··· Provided data ···

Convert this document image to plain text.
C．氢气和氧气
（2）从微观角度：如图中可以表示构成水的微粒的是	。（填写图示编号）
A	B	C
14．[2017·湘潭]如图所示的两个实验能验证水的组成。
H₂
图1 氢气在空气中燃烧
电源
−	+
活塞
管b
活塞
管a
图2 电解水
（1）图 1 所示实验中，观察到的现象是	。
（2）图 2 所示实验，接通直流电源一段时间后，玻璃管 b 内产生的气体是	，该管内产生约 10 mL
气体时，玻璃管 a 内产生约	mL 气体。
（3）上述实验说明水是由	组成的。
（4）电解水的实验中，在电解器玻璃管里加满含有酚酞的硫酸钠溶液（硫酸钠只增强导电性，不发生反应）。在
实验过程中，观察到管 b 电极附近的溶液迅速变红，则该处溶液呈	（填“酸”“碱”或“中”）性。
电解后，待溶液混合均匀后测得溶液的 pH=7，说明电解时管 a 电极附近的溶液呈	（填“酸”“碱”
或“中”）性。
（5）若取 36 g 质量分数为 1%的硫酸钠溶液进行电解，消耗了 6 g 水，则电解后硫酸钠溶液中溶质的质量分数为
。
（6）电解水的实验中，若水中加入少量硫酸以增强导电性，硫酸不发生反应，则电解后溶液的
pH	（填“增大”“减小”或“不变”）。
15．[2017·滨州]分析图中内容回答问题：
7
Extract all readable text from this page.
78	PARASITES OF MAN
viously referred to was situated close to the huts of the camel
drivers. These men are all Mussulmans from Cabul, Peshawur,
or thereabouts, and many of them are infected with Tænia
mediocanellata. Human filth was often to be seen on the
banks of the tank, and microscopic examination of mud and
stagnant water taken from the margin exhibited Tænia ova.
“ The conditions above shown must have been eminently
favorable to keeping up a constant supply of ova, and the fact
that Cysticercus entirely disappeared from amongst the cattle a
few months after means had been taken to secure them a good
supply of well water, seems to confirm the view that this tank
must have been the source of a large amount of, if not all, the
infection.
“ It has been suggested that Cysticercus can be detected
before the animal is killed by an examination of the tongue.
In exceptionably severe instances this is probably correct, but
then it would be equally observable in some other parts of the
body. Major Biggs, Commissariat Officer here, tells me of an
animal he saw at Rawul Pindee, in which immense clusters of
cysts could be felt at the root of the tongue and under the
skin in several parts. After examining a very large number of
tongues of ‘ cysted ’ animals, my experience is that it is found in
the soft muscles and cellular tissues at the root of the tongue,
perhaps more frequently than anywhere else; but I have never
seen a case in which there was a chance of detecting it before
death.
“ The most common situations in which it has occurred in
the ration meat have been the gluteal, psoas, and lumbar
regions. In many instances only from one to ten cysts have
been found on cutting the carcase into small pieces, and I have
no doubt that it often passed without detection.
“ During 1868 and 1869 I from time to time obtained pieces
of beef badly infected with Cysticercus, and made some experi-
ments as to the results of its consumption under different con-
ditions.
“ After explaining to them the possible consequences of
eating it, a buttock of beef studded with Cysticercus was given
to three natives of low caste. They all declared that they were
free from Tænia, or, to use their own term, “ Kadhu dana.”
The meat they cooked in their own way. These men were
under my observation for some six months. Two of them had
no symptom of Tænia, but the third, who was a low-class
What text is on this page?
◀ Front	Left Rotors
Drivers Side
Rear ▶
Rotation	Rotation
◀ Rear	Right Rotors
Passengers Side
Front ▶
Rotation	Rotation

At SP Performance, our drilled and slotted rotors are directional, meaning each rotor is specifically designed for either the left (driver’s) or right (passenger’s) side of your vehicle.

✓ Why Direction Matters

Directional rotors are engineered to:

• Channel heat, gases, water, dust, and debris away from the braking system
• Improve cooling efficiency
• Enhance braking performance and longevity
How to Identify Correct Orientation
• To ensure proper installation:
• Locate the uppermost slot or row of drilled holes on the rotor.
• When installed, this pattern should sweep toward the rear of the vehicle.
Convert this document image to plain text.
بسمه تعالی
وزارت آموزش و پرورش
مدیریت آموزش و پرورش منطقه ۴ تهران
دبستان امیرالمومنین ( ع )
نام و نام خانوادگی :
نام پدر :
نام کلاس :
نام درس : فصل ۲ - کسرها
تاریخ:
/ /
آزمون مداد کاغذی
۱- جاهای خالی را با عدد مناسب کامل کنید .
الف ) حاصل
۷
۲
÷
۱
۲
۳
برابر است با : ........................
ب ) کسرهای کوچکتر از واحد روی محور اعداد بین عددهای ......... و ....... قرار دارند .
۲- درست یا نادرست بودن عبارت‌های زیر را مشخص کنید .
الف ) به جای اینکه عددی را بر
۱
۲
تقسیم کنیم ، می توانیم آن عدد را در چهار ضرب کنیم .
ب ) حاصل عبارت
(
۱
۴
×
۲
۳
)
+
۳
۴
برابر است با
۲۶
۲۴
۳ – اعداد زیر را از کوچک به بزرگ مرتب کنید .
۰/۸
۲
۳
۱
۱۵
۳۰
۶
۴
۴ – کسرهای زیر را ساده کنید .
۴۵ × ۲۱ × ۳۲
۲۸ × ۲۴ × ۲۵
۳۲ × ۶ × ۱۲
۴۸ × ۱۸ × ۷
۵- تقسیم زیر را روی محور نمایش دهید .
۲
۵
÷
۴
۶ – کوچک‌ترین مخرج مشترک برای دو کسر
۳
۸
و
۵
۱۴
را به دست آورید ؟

···

Return the listing above in full, character for character.

Convert this document image to plain text.
C．氢气和氧气
（2）从微观角度：如图中可以表示构成水的微粒的是	。（填写图示编号）
A	B	C
14．[2017·湘潭]如图所示的两个实验能验证水的组成。
H₂
图1 氢气在空气中燃烧
电源
−	+
活塞
管b
活塞
管a
图2 电解水
（1）图 1 所示实验中，观察到的现象是	。
（2）图 2 所示实验，接通直流电源一段时间后，玻璃管 b 内产生的气体是	，该管内产生约 10 mL
气体时，玻璃管 a 内产生约	mL 气体。
（3）上述实验说明水是由	组成的。
（4）电解水的实验中，在电解器玻璃管里加满含有酚酞的硫酸钠溶液（硫酸钠只增强导电性，不发生反应）。在
实验过程中，观察到管 b 电极附近的溶液迅速变红，则该处溶液呈	（填“酸”“碱”或“中”）性。
电解后，待溶液混合均匀后测得溶液的 pH=7，说明电解时管 a 电极附近的溶液呈	（填“酸”“碱”
或“中”）性。
（5）若取 36 g 质量分数为 1%的硫酸钠溶液进行电解，消耗了 6 g 水，则电解后硫酸钠溶液中溶质的质量分数为
。
（6）电解水的实验中，若水中加入少量硫酸以增强导电性，硫酸不发生反应，则电解后溶液的
pH	（填“增大”“减小”或“不变”）。
15．[2017·滨州]分析图中内容回答问题：
7
Extract all readable text from this page.
78	PARASITES OF MAN
viously referred to was situated close to the huts of the camel
drivers. These men are all Mussulmans from Cabul, Peshawur,
or thereabouts, and many of them are infected with Tænia
mediocanellata. Human filth was often to be seen on the
banks of the tank, and microscopic examination of mud and
stagnant water taken from the margin exhibited Tænia ova.
“ The conditions above shown must have been eminently
favorable to keeping up a constant supply of ova, and the fact
that Cysticercus entirely disappeared from amongst the cattle a
few months after means had been taken to secure them a good
supply of well water, seems to confirm the view that this tank
must have been the source of a large amount of, if not all, the
infection.
“ It has been suggested that Cysticercus can be detected
before the animal is killed by an examination of the tongue.
In exceptionably severe instances this is probably correct, but
then it would be equally observable in some other parts of the
body. Major Biggs, Commissariat Officer here, tells me of an
animal he saw at Rawul Pindee, in which immense clusters of
cysts could be felt at the root of the tongue and under the
skin in several parts. After examining a very large number of
tongues of ‘ cysted ’ animals, my experience is that it is found in
the soft muscles and cellular tissues at the root of the tongue,
perhaps more frequently than anywhere else; but I have never
seen a case in which there was a chance of detecting it before
death.
“ The most common situations in which it has occurred in
the ration meat have been the gluteal, psoas, and lumbar
regions. In many instances only from one to ten cysts have
been found on cutting the carcase into small pieces, and I have
no doubt that it often passed without detection.
“ During 1868 and 1869 I from time to time obtained pieces
of beef badly infected with Cysticercus, and made some experi-
ments as to the results of its consumption under different con-
ditions.
“ After explaining to them the possible consequences of
eating it, a buttock of beef studded with Cysticercus was given
to three natives of low caste. They all declared that they were
free from Tænia, or, to use their own term, “ Kadhu dana.”
The meat they cooked in their own way. These men were
under my observation for some six months. Two of them had
no symptom of Tænia, but the third, who was a low-class
What text is on this page?
◀ Front	Left Rotors
Drivers Side
Rear ▶
Rotation	Rotation
◀ Rear	Right Rotors
Passengers Side
Front ▶
Rotation	Rotation

At SP Performance, our drilled and slotted rotors are directional, meaning each rotor is specifically designed for either the left (driver’s) or right (passenger’s) side of your vehicle.

✓ Why Direction Matters

Directional rotors are engineered to:

• Channel heat, gases, water, dust, and debris away from the braking system
• Improve cooling efficiency
• Enhance braking performance and longevity
How to Identify Correct Orientation
• To ensure proper installation:
• Locate the uppermost slot or row of drilled holes on the rotor.
• When installed, this pattern should sweep toward the rear of the vehicle.
Convert this document image to plain text.
بسمه تعالی
وزارت آموزش و پرورش
مدیریت آموزش و پرورش منطقه ۴ تهران
دبستان امیرالمومنین ( ع )
نام و نام خانوادگی :
نام پدر :
نام کلاس :
نام درس : فصل ۲ - کسرها
تاریخ:
/ /
آزمون مداد کاغذی
۱- جاهای خالی را با عدد مناسب کامل کنید .
الف ) حاصل
۷
۲
÷
۱
۲
۳
برابر است با : ........................
ب ) کسرهای کوچکتر از واحد روی محور اعداد بین عددهای ......... و ....... قرار دارند .
۲- درست یا نادرست بودن عبارت‌های زیر را مشخص کنید .
الف ) به جای اینکه عددی را بر
۱
۲
تقسیم کنیم ، می توانیم آن عدد را در چهار ضرب کنیم .
ب ) حاصل عبارت
(
۱
۴
×
۲
۳
)
+
۳
۴
برابر است با
۲۶
۲۴
۳ – اعداد زیر را از کوچک به بزرگ مرتب کنید .
۰/۸
۲
۳
۱
۱۵
۳۰
۶
۴
۴ – کسرهای زیر را ساده کنید .
۴۵ × ۲۱ × ۳۲
۲۸ × ۲۴ × ۲۵
۳۲ × ۶ × ۱۲
۴۸ × ۱۸ × ۷
۵- تقسیم زیر را روی محور نمایش دهید .
۲
۵
÷
۴
۶ – کوچک‌ترین مخرج مشترک برای دو کسر
۳
۸
و
۵
۱۴
را به دست آورید ؟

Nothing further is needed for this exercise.